Objective: Write out all the entries word for word, but skip any images.

═══ Input records ═══

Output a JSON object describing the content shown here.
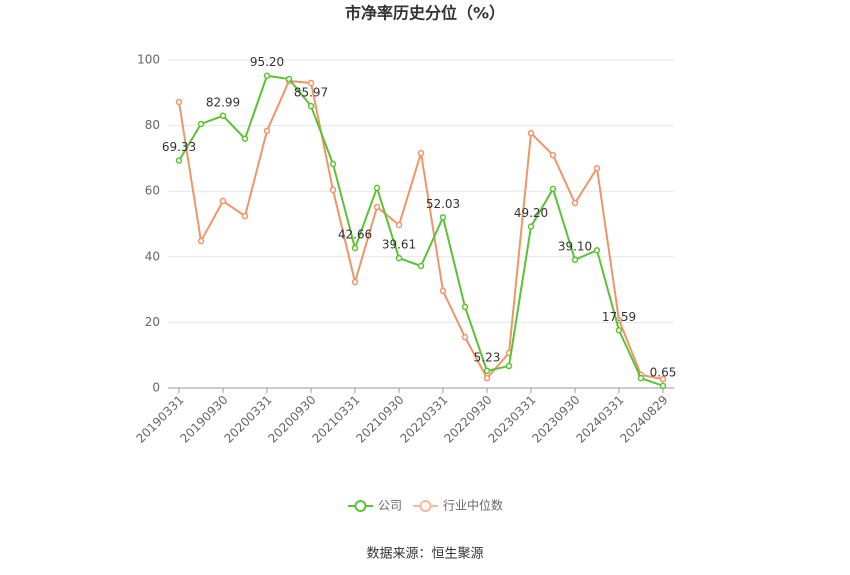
{
  "chart_data": {
    "type": "line",
    "title": "市净率历史分位（%）",
    "categories": [
      "20190331",
      null,
      "20190930",
      null,
      "20200331",
      null,
      "20200930",
      null,
      "20210331",
      null,
      "20210930",
      null,
      "20220331",
      null,
      "20220930",
      null,
      "20230331",
      null,
      "20230930",
      null,
      "20240331",
      null,
      "20240829"
    ],
    "series": [
      {
        "name": "公司",
        "color": "#5cc234",
        "values": [
          69.33,
          80.5,
          82.99,
          76,
          95.2,
          94.2,
          85.97,
          68.3,
          42.66,
          61,
          39.61,
          37.2,
          52.03,
          24.7,
          5.23,
          6.7,
          49.2,
          60.7,
          39.1,
          42,
          17.59,
          3,
          0.65
        ],
        "value_labels": [
          "69.33",
          null,
          "82.99",
          null,
          "95.20",
          null,
          "85.97",
          null,
          "42.66",
          null,
          "39.61",
          null,
          "52.03",
          null,
          "5.23",
          null,
          "49.20",
          null,
          "39.10",
          null,
          "17.59",
          null,
          "0.65"
        ]
      },
      {
        "name": "行业中位数",
        "color": "#f09469",
        "values": [
          87.2,
          44.8,
          57,
          52.4,
          78.4,
          93.6,
          93,
          60.4,
          32.3,
          55.2,
          49.7,
          71.6,
          29.6,
          15.5,
          3,
          10.7,
          77.7,
          71,
          56.4,
          67,
          20.7,
          4,
          2.7
        ]
      }
    ],
    "ylim": [
      0,
      100
    ],
    "yticks": [
      0,
      20,
      40,
      60,
      80,
      100
    ],
    "grid": true,
    "legend": "bottom",
    "source": "数据来源：恒生聚源"
  }
}
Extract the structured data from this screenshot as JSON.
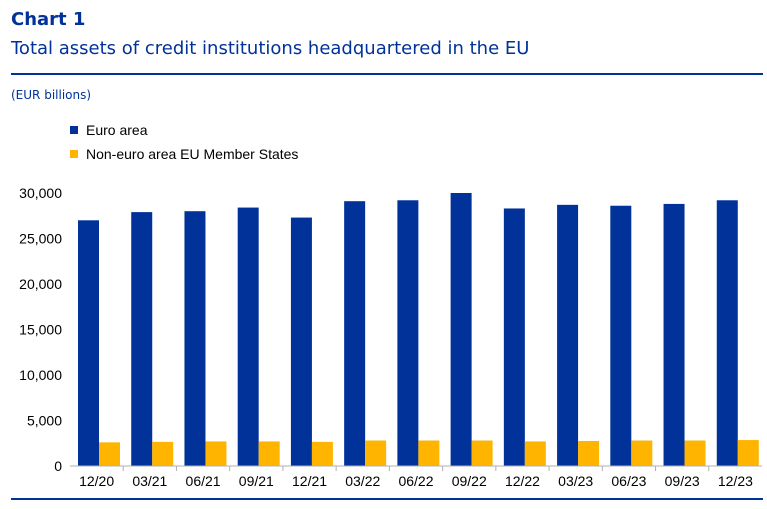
{
  "header": {
    "label": "Chart 1",
    "title": "Total assets of credit institutions headquartered in the EU",
    "units": "(EUR billions)"
  },
  "colors": {
    "euro_area": "#003299",
    "non_euro": "#FFB400",
    "rule": "#003299"
  },
  "chart_data": {
    "type": "bar",
    "title": "Total assets of credit institutions headquartered in the EU",
    "ylabel": "(EUR billions)",
    "xlabel": "",
    "ylim": [
      0,
      30000
    ],
    "yticks": [
      0,
      5000,
      10000,
      15000,
      20000,
      25000,
      30000
    ],
    "ytick_labels": [
      "0",
      "5,000",
      "10,000",
      "15,000",
      "20,000",
      "25,000",
      "30,000"
    ],
    "grid": false,
    "legend_position": "top-left",
    "categories": [
      "12/20",
      "03/21",
      "06/21",
      "09/21",
      "12/21",
      "03/22",
      "06/22",
      "09/22",
      "12/22",
      "03/23",
      "06/23",
      "09/23",
      "12/23"
    ],
    "series": [
      {
        "name": "Euro area",
        "values": [
          27000,
          27900,
          28000,
          28400,
          27300,
          29100,
          29200,
          30000,
          28300,
          28700,
          28600,
          28800,
          29200
        ]
      },
      {
        "name": "Non-euro area EU Member States",
        "values": [
          2600,
          2650,
          2700,
          2700,
          2650,
          2800,
          2800,
          2800,
          2700,
          2750,
          2800,
          2800,
          2850
        ]
      }
    ]
  }
}
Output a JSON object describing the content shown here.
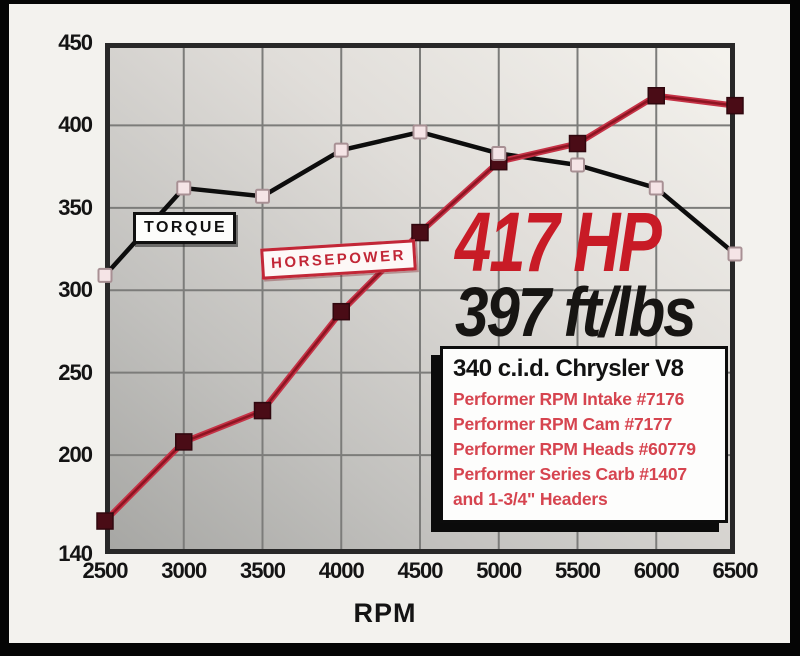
{
  "colors": {
    "accent_red": "#c81b26",
    "hp_line_outer": "#c53246",
    "hp_line_inner": "#8e1422",
    "hp_marker": "#4a0c16",
    "torque_line": "#0d0d0d",
    "torque_marker_fill": "#f5e4e6",
    "torque_marker_stroke": "#a89094",
    "label_box_red": "#c22737",
    "info_red": "#d6444f",
    "grid": "#7c7c7a",
    "plot_border": "#282828"
  },
  "chart_data": {
    "type": "line",
    "xlabel": "RPM",
    "ylabel": "",
    "xlim": [
      2500,
      6500
    ],
    "ylim": [
      140,
      450
    ],
    "xticks": [
      2500,
      3000,
      3500,
      4000,
      4500,
      5000,
      5500,
      6000,
      6500
    ],
    "yticks": [
      140,
      200,
      250,
      300,
      350,
      400,
      450
    ],
    "grid": true,
    "legend_position": "on-curve-labels",
    "x": [
      2500,
      3000,
      3500,
      4000,
      4500,
      5000,
      5500,
      6000,
      6500
    ],
    "series": [
      {
        "name": "TORQUE",
        "values": [
          309,
          362,
          357,
          385,
          396,
          383,
          376,
          362,
          322
        ]
      },
      {
        "name": "HORSEPOWER",
        "values": [
          160,
          208,
          227,
          287,
          335,
          378,
          389,
          418,
          412
        ]
      }
    ]
  },
  "annotations": {
    "torque_label": "TORQUE",
    "horsepower_label": "HORSEPOWER",
    "peak_hp": "417 HP",
    "peak_torque": "397 ft/lbs"
  },
  "info_box": {
    "title": "340 c.i.d. Chrysler V8",
    "lines": [
      "Performer RPM Intake #7176",
      "Performer RPM Cam #7177",
      "Performer RPM Heads #60779",
      "Performer Series Carb #1407",
      "and 1-3/4\" Headers"
    ]
  }
}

═══

Final result:
Output a JSON object describing the content shown here.
{
  "chart_data": {
    "type": "line",
    "title": "市净率历史分位（%）",
    "categories": [
      "20190331",
      null,
      "20190930",
      null,
      "20200331",
      null,
      "20200930",
      null,
      "20210331",
      null,
      "20210930",
      null,
      "20220331",
      null,
      "20220930",
      null,
      "20230331",
      null,
      "20230930",
      null,
      "20240331",
      null,
      "20240829"
    ],
    "series": [
      {
        "name": "公司",
        "color": "#5cc234",
        "values": [
          69.33,
          80.5,
          82.99,
          76,
          95.2,
          94.2,
          85.97,
          68.3,
          42.66,
          61,
          39.61,
          37.2,
          52.03,
          24.7,
          5.23,
          6.7,
          49.2,
          60.7,
          39.1,
          42,
          17.59,
          3,
          0.65
        ],
        "value_labels": [
          "69.33",
          null,
          "82.99",
          null,
          "95.20",
          null,
          "85.97",
          null,
          "42.66",
          null,
          "39.61",
          null,
          "52.03",
          null,
          "5.23",
          null,
          "49.20",
          null,
          "39.10",
          null,
          "17.59",
          null,
          "0.65"
        ]
      },
      {
        "name": "行业中位数",
        "color": "#f09469",
        "values": [
          87.2,
          44.8,
          57,
          52.4,
          78.4,
          93.6,
          93,
          60.4,
          32.3,
          55.2,
          49.7,
          71.6,
          29.6,
          15.5,
          3,
          10.7,
          77.7,
          71,
          56.4,
          67,
          20.7,
          4,
          2.7
        ]
      }
    ],
    "ylim": [
      0,
      100
    ],
    "yticks": [
      0,
      20,
      40,
      60,
      80,
      100
    ],
    "grid": true,
    "legend": "bottom",
    "source": "数据来源：恒生聚源"
  }
}
Extract the structured data from this screenshot as JSON.
{
  "header": {
    "label": "Chart 1",
    "title": "Total assets of credit institutions headquartered in the EU",
    "units": "(EUR billions)"
  },
  "colors": {
    "euro_area": "#003299",
    "non_euro": "#FFB400",
    "rule": "#003299"
  },
  "chart_data": {
    "type": "bar",
    "title": "Total assets of credit institutions headquartered in the EU",
    "ylabel": "(EUR billions)",
    "xlabel": "",
    "ylim": [
      0,
      30000
    ],
    "yticks": [
      0,
      5000,
      10000,
      15000,
      20000,
      25000,
      30000
    ],
    "ytick_labels": [
      "0",
      "5,000",
      "10,000",
      "15,000",
      "20,000",
      "25,000",
      "30,000"
    ],
    "grid": false,
    "legend_position": "top-left",
    "categories": [
      "12/20",
      "03/21",
      "06/21",
      "09/21",
      "12/21",
      "03/22",
      "06/22",
      "09/22",
      "12/22",
      "03/23",
      "06/23",
      "09/23",
      "12/23"
    ],
    "series": [
      {
        "name": "Euro area",
        "values": [
          27000,
          27900,
          28000,
          28400,
          27300,
          29100,
          29200,
          30000,
          28300,
          28700,
          28600,
          28800,
          29200
        ]
      },
      {
        "name": "Non-euro area EU Member States",
        "values": [
          2600,
          2650,
          2700,
          2700,
          2650,
          2800,
          2800,
          2800,
          2700,
          2750,
          2800,
          2800,
          2850
        ]
      }
    ]
  }
}
Output a JSON object describing the content shown here.
{
  "colors": {
    "accent_red": "#c81b26",
    "hp_line_outer": "#c53246",
    "hp_line_inner": "#8e1422",
    "hp_marker": "#4a0c16",
    "torque_line": "#0d0d0d",
    "torque_marker_fill": "#f5e4e6",
    "torque_marker_stroke": "#a89094",
    "label_box_red": "#c22737",
    "info_red": "#d6444f",
    "grid": "#7c7c7a",
    "plot_border": "#282828"
  },
  "chart_data": {
    "type": "line",
    "xlabel": "RPM",
    "ylabel": "",
    "xlim": [
      2500,
      6500
    ],
    "ylim": [
      140,
      450
    ],
    "xticks": [
      2500,
      3000,
      3500,
      4000,
      4500,
      5000,
      5500,
      6000,
      6500
    ],
    "yticks": [
      140,
      200,
      250,
      300,
      350,
      400,
      450
    ],
    "grid": true,
    "legend_position": "on-curve-labels",
    "x": [
      2500,
      3000,
      3500,
      4000,
      4500,
      5000,
      5500,
      6000,
      6500
    ],
    "series": [
      {
        "name": "TORQUE",
        "values": [
          309,
          362,
          357,
          385,
          396,
          383,
          376,
          362,
          322
        ]
      },
      {
        "name": "HORSEPOWER",
        "values": [
          160,
          208,
          227,
          287,
          335,
          378,
          389,
          418,
          412
        ]
      }
    ]
  },
  "annotations": {
    "torque_label": "TORQUE",
    "horsepower_label": "HORSEPOWER",
    "peak_hp": "417 HP",
    "peak_torque": "397 ft/lbs"
  },
  "info_box": {
    "title": "340 c.i.d. Chrysler V8",
    "lines": [
      "Performer RPM Intake #7176",
      "Performer RPM Cam #7177",
      "Performer RPM Heads #60779",
      "Performer Series Carb #1407",
      "and 1-3/4\" Headers"
    ]
  }
}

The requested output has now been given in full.